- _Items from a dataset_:
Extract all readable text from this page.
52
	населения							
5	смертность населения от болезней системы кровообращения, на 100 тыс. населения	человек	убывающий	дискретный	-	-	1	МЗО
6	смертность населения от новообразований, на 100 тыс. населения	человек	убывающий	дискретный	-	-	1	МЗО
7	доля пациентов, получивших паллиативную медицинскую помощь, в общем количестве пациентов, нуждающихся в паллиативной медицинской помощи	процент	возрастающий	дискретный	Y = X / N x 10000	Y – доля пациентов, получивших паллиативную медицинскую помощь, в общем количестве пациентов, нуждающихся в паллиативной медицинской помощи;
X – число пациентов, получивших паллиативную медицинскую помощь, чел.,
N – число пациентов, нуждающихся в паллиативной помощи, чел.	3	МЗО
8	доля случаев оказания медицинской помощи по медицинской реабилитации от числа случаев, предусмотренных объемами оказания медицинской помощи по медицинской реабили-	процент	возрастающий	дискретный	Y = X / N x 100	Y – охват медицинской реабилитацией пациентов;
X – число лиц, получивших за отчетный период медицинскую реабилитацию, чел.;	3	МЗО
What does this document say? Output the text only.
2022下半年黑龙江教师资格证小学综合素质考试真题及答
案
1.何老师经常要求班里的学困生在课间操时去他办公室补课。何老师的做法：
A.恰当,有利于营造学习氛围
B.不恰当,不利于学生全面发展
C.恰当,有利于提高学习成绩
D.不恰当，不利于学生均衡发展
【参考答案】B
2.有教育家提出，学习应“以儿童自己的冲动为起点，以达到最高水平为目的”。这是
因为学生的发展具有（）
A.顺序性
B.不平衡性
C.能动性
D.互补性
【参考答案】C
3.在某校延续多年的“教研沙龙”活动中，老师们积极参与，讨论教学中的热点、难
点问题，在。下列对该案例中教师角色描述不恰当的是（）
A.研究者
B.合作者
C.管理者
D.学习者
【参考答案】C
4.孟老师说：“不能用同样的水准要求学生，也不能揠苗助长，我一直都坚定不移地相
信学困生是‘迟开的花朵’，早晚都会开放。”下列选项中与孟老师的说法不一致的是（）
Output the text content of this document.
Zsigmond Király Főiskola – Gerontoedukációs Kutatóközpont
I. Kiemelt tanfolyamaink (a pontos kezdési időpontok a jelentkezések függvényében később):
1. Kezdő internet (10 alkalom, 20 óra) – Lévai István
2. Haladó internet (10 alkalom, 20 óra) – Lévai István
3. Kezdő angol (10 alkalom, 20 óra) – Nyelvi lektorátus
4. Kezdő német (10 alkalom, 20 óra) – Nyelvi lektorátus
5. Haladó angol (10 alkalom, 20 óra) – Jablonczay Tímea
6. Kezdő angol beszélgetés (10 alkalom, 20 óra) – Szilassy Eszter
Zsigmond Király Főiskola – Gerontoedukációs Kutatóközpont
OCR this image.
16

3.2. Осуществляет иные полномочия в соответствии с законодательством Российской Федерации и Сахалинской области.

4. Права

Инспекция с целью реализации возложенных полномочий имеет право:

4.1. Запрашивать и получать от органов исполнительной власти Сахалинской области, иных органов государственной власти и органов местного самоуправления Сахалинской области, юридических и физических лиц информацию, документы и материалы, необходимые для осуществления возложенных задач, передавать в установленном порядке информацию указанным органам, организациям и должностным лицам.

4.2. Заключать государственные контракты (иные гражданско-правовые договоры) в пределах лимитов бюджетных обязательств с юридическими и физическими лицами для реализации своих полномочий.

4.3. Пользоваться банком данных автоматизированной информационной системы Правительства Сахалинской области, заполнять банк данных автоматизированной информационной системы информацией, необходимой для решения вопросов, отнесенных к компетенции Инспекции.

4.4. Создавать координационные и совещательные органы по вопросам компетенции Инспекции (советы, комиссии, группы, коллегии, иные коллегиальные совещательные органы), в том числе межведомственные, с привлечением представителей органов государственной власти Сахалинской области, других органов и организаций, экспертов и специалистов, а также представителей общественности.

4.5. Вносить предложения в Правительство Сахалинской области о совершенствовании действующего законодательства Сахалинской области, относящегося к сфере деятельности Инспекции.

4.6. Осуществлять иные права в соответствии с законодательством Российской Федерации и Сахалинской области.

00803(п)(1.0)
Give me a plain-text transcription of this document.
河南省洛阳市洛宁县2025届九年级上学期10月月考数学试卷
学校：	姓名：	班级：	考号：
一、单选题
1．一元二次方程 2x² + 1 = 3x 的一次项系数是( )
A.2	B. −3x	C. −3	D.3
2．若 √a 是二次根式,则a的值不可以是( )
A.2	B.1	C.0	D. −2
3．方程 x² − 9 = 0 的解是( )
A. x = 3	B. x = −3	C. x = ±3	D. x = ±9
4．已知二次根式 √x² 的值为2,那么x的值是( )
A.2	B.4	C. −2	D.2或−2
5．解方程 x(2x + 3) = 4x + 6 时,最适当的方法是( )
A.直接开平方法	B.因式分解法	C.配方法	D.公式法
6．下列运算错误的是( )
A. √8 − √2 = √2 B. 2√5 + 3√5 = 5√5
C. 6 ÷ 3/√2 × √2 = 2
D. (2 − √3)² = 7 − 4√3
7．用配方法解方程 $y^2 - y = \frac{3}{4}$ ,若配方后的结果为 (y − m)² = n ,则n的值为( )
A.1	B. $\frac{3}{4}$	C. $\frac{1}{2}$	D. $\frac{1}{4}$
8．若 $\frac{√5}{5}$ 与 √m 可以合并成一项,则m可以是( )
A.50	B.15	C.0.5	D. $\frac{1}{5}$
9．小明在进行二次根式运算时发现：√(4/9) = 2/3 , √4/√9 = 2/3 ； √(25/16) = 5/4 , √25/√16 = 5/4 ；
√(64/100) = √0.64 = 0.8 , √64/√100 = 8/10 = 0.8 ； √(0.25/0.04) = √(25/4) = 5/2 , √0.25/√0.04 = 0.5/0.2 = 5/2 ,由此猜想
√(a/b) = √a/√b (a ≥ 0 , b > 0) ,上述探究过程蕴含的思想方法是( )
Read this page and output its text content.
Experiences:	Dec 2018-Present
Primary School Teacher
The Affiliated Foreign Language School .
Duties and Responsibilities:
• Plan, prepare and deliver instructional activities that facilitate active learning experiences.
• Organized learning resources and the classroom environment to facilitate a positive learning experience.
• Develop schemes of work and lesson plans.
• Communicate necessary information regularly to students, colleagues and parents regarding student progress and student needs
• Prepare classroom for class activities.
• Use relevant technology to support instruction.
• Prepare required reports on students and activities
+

- _WORK REQUIRED_:
Search the records above for "смертность". Copy each line where it is found.

- _FINISHED TASK_:
5	смертность населения от болезней системы кровообращения, на 100 тыс. населения	человек	убывающий	дискретный	-	-	1	МЗО
6	смертность населения от новообразований, на 100 тыс. населения	человек	убывающий	дискретный	-	-	1	МЗО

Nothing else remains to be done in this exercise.